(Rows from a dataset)
▶
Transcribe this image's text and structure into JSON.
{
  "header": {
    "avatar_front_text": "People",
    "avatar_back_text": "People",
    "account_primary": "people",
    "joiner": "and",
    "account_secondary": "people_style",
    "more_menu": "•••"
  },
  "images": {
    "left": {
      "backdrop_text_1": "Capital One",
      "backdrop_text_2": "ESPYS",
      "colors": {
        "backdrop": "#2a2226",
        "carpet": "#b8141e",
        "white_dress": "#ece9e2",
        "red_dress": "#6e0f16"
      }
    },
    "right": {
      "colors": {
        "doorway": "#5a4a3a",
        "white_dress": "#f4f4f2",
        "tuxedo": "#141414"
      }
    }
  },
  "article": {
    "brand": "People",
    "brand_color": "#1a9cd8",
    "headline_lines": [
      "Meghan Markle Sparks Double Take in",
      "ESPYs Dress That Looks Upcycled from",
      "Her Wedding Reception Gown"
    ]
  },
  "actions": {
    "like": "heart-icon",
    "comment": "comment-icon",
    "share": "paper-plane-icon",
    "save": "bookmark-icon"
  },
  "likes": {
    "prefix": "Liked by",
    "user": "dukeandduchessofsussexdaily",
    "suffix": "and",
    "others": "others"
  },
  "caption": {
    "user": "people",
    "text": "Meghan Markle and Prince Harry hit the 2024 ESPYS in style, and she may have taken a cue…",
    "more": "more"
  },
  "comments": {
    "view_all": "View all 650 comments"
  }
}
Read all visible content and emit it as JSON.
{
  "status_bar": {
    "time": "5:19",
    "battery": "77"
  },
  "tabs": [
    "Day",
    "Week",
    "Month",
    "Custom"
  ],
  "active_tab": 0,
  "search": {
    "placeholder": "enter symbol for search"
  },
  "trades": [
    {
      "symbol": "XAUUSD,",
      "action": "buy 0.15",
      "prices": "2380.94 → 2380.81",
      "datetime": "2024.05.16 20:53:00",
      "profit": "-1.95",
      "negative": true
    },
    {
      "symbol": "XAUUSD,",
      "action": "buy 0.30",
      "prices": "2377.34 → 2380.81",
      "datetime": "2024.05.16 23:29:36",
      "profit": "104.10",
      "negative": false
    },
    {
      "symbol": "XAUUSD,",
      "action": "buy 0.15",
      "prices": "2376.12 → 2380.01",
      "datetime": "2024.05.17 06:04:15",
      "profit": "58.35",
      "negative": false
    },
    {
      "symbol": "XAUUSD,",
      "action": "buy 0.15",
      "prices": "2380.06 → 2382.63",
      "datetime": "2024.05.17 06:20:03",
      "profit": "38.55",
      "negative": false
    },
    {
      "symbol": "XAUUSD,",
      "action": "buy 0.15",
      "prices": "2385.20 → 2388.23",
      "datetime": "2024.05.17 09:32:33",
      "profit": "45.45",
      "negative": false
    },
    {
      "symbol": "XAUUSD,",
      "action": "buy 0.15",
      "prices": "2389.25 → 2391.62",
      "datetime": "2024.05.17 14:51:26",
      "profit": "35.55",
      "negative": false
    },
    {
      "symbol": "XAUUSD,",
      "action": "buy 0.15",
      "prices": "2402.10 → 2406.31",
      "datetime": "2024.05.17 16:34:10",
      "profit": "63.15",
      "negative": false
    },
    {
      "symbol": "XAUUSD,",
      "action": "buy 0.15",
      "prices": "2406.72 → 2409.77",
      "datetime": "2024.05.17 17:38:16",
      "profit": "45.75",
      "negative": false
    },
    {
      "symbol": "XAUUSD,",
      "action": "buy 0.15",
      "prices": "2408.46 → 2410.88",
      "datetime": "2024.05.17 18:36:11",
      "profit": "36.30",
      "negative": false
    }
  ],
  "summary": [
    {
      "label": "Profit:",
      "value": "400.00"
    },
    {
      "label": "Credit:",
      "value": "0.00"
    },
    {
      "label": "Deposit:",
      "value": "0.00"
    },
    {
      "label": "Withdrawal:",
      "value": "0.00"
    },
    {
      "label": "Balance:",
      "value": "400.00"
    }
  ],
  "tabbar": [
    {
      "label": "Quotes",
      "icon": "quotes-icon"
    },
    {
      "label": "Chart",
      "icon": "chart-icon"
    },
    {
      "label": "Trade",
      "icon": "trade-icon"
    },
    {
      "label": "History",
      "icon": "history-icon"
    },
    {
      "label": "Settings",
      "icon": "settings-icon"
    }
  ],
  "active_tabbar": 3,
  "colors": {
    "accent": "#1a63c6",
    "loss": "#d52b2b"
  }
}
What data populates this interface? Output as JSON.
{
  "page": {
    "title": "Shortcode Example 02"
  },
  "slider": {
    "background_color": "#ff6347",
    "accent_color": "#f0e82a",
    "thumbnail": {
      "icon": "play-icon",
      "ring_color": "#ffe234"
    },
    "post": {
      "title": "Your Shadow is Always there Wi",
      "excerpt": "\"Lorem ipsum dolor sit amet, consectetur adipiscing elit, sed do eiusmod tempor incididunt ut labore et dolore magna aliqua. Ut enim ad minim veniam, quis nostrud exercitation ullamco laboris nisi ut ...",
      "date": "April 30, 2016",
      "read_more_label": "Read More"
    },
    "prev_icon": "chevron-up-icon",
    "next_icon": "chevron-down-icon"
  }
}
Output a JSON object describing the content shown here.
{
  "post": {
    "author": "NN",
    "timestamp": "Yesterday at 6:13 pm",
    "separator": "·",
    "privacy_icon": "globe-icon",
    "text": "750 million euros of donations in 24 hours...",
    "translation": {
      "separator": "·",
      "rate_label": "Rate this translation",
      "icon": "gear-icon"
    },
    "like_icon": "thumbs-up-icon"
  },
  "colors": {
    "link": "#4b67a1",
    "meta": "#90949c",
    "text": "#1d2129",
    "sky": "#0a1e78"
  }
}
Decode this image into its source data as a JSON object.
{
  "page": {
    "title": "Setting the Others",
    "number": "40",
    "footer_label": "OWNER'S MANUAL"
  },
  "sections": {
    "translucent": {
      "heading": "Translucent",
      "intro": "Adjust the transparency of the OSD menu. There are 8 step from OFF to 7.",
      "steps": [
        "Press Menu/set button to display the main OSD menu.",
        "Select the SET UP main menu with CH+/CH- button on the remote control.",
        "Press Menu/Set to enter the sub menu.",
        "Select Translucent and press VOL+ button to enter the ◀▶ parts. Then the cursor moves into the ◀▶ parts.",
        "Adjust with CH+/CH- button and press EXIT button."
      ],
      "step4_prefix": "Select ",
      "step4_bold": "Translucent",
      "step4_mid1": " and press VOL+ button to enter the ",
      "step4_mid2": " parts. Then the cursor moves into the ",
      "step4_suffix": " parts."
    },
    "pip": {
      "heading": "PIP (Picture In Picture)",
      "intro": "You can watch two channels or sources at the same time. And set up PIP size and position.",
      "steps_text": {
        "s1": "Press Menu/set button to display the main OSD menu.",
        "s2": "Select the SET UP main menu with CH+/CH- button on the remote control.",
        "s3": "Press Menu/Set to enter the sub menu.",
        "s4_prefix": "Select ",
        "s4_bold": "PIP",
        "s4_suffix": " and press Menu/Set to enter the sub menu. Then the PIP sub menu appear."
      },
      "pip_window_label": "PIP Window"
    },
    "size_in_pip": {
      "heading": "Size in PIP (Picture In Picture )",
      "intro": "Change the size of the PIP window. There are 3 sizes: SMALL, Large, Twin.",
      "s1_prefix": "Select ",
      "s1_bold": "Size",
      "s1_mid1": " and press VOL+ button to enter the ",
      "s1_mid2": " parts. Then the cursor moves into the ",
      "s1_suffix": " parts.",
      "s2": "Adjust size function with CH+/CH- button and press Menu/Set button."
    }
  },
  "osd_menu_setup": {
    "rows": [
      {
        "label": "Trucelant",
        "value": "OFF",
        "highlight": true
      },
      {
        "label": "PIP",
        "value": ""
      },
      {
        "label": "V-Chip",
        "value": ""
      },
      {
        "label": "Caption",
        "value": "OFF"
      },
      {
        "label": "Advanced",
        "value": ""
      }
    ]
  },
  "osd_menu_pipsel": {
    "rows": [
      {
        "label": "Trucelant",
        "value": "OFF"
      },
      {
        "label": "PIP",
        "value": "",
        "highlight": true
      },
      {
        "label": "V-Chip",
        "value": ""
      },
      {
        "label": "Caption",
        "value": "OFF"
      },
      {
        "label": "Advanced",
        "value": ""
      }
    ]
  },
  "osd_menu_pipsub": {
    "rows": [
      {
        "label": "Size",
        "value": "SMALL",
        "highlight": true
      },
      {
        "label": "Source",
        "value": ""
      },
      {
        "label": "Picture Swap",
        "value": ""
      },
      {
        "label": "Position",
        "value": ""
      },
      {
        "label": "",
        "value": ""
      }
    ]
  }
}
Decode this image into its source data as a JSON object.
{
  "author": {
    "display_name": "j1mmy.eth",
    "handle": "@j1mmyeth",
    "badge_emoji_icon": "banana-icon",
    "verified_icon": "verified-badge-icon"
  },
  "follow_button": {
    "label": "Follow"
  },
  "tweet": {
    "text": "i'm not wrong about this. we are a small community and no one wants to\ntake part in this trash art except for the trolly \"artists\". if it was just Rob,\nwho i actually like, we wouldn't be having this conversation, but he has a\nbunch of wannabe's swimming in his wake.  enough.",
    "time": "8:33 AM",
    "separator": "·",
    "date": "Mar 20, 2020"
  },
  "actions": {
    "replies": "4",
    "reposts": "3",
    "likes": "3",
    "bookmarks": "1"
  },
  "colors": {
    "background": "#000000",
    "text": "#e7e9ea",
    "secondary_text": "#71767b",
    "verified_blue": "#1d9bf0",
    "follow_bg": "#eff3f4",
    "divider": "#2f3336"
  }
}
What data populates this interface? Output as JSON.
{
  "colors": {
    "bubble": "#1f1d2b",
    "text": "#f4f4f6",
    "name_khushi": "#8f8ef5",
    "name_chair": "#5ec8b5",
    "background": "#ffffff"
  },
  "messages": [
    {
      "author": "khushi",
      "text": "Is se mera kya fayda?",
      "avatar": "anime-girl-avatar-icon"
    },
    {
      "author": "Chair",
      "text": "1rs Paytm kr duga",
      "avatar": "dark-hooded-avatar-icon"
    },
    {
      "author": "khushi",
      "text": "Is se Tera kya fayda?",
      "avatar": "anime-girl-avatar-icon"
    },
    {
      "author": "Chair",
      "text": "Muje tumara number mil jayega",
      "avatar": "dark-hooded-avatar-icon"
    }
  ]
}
◀
**Problem to work on**. The answer is the number of lines in the preceding material that hold "translation"; write that number and nothing else.

**Full output**. 2